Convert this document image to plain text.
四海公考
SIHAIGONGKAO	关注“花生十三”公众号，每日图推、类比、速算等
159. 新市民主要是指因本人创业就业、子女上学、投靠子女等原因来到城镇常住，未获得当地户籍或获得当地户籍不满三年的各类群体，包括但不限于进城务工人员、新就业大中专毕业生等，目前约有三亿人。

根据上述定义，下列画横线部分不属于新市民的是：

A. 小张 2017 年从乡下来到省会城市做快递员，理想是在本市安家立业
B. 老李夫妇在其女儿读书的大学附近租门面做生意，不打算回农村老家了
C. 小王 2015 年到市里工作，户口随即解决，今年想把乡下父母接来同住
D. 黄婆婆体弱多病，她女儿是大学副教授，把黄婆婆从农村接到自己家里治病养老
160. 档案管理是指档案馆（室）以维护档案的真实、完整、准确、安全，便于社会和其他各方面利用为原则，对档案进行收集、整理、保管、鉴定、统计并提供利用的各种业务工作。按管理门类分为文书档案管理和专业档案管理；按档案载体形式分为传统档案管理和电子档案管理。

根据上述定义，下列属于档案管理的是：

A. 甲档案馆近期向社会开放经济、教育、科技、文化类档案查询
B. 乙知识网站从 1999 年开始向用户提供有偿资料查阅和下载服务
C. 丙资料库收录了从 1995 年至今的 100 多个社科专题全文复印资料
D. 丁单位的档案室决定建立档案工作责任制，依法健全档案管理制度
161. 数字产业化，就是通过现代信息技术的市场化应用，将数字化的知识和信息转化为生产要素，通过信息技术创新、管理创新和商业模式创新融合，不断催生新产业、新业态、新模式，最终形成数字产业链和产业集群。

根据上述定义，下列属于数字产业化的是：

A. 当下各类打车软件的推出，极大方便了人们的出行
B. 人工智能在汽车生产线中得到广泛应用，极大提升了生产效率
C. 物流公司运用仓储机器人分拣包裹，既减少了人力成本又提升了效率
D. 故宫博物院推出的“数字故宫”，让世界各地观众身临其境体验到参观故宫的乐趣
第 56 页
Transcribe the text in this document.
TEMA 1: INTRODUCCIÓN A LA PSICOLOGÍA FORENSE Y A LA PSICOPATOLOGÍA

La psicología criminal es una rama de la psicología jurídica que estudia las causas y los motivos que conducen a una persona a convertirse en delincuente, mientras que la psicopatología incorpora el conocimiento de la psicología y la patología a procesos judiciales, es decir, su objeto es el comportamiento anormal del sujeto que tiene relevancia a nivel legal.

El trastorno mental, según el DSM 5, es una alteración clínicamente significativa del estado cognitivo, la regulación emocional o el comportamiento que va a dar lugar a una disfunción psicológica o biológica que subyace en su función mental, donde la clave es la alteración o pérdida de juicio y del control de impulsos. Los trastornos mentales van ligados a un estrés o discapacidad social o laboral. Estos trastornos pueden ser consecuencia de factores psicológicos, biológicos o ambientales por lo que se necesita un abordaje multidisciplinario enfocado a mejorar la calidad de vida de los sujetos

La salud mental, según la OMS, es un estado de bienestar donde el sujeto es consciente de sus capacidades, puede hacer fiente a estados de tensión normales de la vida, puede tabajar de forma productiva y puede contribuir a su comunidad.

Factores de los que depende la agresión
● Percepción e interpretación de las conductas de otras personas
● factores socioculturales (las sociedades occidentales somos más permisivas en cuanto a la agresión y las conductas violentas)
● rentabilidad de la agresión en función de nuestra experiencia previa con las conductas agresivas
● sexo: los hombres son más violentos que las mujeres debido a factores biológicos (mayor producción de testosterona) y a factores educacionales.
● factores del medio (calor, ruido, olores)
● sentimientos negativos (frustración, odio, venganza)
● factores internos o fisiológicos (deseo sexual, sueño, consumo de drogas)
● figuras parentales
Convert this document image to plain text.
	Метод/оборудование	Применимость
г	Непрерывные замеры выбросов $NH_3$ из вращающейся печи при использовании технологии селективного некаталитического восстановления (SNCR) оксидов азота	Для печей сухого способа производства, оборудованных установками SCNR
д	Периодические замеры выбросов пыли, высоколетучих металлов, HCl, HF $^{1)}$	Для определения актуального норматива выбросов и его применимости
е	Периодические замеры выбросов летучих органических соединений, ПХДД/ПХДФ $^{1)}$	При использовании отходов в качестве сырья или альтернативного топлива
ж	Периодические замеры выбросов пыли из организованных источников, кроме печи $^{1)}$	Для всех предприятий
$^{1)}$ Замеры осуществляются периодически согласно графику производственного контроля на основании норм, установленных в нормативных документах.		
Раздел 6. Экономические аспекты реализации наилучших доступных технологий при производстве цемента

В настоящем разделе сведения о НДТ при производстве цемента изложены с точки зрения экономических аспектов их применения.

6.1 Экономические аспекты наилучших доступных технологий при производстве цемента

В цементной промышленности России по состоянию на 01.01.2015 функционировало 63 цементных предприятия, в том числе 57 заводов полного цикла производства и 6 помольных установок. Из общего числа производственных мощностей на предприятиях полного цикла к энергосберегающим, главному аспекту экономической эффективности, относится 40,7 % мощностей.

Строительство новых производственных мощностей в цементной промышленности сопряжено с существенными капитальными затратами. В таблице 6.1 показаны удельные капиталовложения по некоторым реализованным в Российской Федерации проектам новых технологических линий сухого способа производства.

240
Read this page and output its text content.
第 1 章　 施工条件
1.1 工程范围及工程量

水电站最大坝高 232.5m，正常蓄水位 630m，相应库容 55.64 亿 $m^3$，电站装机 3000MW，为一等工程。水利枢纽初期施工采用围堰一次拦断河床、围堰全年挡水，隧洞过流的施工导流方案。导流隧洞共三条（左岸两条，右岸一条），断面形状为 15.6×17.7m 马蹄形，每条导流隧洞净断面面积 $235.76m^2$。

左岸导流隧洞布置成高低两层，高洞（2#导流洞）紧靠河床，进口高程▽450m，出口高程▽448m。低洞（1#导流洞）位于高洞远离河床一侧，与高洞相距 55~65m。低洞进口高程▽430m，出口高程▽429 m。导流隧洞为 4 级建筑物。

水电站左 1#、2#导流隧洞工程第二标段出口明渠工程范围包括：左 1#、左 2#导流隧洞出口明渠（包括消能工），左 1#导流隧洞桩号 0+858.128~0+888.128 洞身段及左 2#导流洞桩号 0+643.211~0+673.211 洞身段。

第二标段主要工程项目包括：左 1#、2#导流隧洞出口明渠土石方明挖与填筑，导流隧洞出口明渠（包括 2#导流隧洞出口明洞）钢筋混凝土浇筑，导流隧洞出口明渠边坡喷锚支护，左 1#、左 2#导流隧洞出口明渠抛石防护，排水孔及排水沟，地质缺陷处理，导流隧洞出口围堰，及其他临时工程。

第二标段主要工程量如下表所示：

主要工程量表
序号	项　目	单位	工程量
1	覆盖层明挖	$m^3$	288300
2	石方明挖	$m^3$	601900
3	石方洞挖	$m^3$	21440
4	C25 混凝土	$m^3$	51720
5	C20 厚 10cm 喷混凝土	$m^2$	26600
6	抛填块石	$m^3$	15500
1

Written task
Every record above should be copied exactly.

Answer to this exercise
Convert this document image to plain text.
四海公考
SIHAIGONGKAO	关注“花生十三”公众号，每日图推、类比、速算等
159. 新市民主要是指因本人创业就业、子女上学、投靠子女等原因来到城镇常住，未获得当地户籍或获得当地户籍不满三年的各类群体，包括但不限于进城务工人员、新就业大中专毕业生等，目前约有三亿人。

根据上述定义，下列画横线部分不属于新市民的是：

A. 小张 2017 年从乡下来到省会城市做快递员，理想是在本市安家立业
B. 老李夫妇在其女儿读书的大学附近租门面做生意，不打算回农村老家了
C. 小王 2015 年到市里工作，户口随即解决，今年想把乡下父母接来同住
D. 黄婆婆体弱多病，她女儿是大学副教授，把黄婆婆从农村接到自己家里治病养老
160. 档案管理是指档案馆（室）以维护档案的真实、完整、准确、安全，便于社会和其他各方面利用为原则，对档案进行收集、整理、保管、鉴定、统计并提供利用的各种业务工作。按管理门类分为文书档案管理和专业档案管理；按档案载体形式分为传统档案管理和电子档案管理。

根据上述定义，下列属于档案管理的是：

A. 甲档案馆近期向社会开放经济、教育、科技、文化类档案查询
B. 乙知识网站从 1999 年开始向用户提供有偿资料查阅和下载服务
C. 丙资料库收录了从 1995 年至今的 100 多个社科专题全文复印资料
D. 丁单位的档案室决定建立档案工作责任制，依法健全档案管理制度
161. 数字产业化，就是通过现代信息技术的市场化应用，将数字化的知识和信息转化为生产要素，通过信息技术创新、管理创新和商业模式创新融合，不断催生新产业、新业态、新模式，最终形成数字产业链和产业集群。

根据上述定义，下列属于数字产业化的是：

A. 当下各类打车软件的推出，极大方便了人们的出行
B. 人工智能在汽车生产线中得到广泛应用，极大提升了生产效率
C. 物流公司运用仓储机器人分拣包裹，既减少了人力成本又提升了效率
D. 故宫博物院推出的“数字故宫”，让世界各地观众身临其境体验到参观故宫的乐趣
第 56 页
Transcribe the text in this document.
TEMA 1: INTRODUCCIÓN A LA PSICOLOGÍA FORENSE Y A LA PSICOPATOLOGÍA

La psicología criminal es una rama de la psicología jurídica que estudia las causas y los motivos que conducen a una persona a convertirse en delincuente, mientras que la psicopatología incorpora el conocimiento de la psicología y la patología a procesos judiciales, es decir, su objeto es el comportamiento anormal del sujeto que tiene relevancia a nivel legal.

El trastorno mental, según el DSM 5, es una alteración clínicamente significativa del estado cognitivo, la regulación emocional o el comportamiento que va a dar lugar a una disfunción psicológica o biológica que subyace en su función mental, donde la clave es la alteración o pérdida de juicio y del control de impulsos. Los trastornos mentales van ligados a un estrés o discapacidad social o laboral. Estos trastornos pueden ser consecuencia de factores psicológicos, biológicos o ambientales por lo que se necesita un abordaje multidisciplinario enfocado a mejorar la calidad de vida de los sujetos

La salud mental, según la OMS, es un estado de bienestar donde el sujeto es consciente de sus capacidades, puede hacer fiente a estados de tensión normales de la vida, puede tabajar de forma productiva y puede contribuir a su comunidad.

Factores de los que depende la agresión
● Percepción e interpretación de las conductas de otras personas
● factores socioculturales (las sociedades occidentales somos más permisivas en cuanto a la agresión y las conductas violentas)
● rentabilidad de la agresión en función de nuestra experiencia previa con las conductas agresivas
● sexo: los hombres son más violentos que las mujeres debido a factores biológicos (mayor producción de testosterona) y a factores educacionales.
● factores del medio (calor, ruido, olores)
● sentimientos negativos (frustración, odio, venganza)
● factores internos o fisiológicos (deseo sexual, sueño, consumo de drogas)
● figuras parentales
Convert this document image to plain text.
	Метод/оборудование	Применимость
г	Непрерывные замеры выбросов $NH_3$ из вращающейся печи при использовании технологии селективного некаталитического восстановления (SNCR) оксидов азота	Для печей сухого способа производства, оборудованных установками SCNR
д	Периодические замеры выбросов пыли, высоколетучих металлов, HCl, HF $^{1)}$	Для определения актуального норматива выбросов и его применимости
е	Периодические замеры выбросов летучих органических соединений, ПХДД/ПХДФ $^{1)}$	При использовании отходов в качестве сырья или альтернативного топлива
ж	Периодические замеры выбросов пыли из организованных источников, кроме печи $^{1)}$	Для всех предприятий
$^{1)}$ Замеры осуществляются периодически согласно графику производственного контроля на основании норм, установленных в нормативных документах.		
Раздел 6. Экономические аспекты реализации наилучших доступных технологий при производстве цемента

В настоящем разделе сведения о НДТ при производстве цемента изложены с точки зрения экономических аспектов их применения.

6.1 Экономические аспекты наилучших доступных технологий при производстве цемента

В цементной промышленности России по состоянию на 01.01.2015 функционировало 63 цементных предприятия, в том числе 57 заводов полного цикла производства и 6 помольных установок. Из общего числа производственных мощностей на предприятиях полного цикла к энергосберегающим, главному аспекту экономической эффективности, относится 40,7 % мощностей.

Строительство новых производственных мощностей в цементной промышленности сопряжено с существенными капитальными затратами. В таблице 6.1 показаны удельные капиталовложения по некоторым реализованным в Российской Федерации проектам новых технологических линий сухого способа производства.

240
Read this page and output its text content.
第 1 章　 施工条件
1.1 工程范围及工程量

水电站最大坝高 232.5m，正常蓄水位 630m，相应库容 55.64 亿 $m^3$，电站装机 3000MW，为一等工程。水利枢纽初期施工采用围堰一次拦断河床、围堰全年挡水，隧洞过流的施工导流方案。导流隧洞共三条（左岸两条，右岸一条），断面形状为 15.6×17.7m 马蹄形，每条导流隧洞净断面面积 $235.76m^2$。

左岸导流隧洞布置成高低两层，高洞（2#导流洞）紧靠河床，进口高程▽450m，出口高程▽448m。低洞（1#导流洞）位于高洞远离河床一侧，与高洞相距 55~65m。低洞进口高程▽430m，出口高程▽429 m。导流隧洞为 4 级建筑物。

水电站左 1#、2#导流隧洞工程第二标段出口明渠工程范围包括：左 1#、左 2#导流隧洞出口明渠（包括消能工），左 1#导流隧洞桩号 0+858.128~0+888.128 洞身段及左 2#导流洞桩号 0+643.211~0+673.211 洞身段。

第二标段主要工程项目包括：左 1#、2#导流隧洞出口明渠土石方明挖与填筑，导流隧洞出口明渠（包括 2#导流隧洞出口明洞）钢筋混凝土浇筑，导流隧洞出口明渠边坡喷锚支护，左 1#、左 2#导流隧洞出口明渠抛石防护，排水孔及排水沟，地质缺陷处理，导流隧洞出口围堰，及其他临时工程。

第二标段主要工程量如下表所示：

主要工程量表
序号	项　目	单位	工程量
1	覆盖层明挖	$m^3$	288300
2	石方明挖	$m^3$	601900
3	石方洞挖	$m^3$	21440
4	C25 混凝土	$m^3$	51720
5	C20 厚 10cm 喷混凝土	$m^2$	26600
6	抛填块石	$m^3$	15500
1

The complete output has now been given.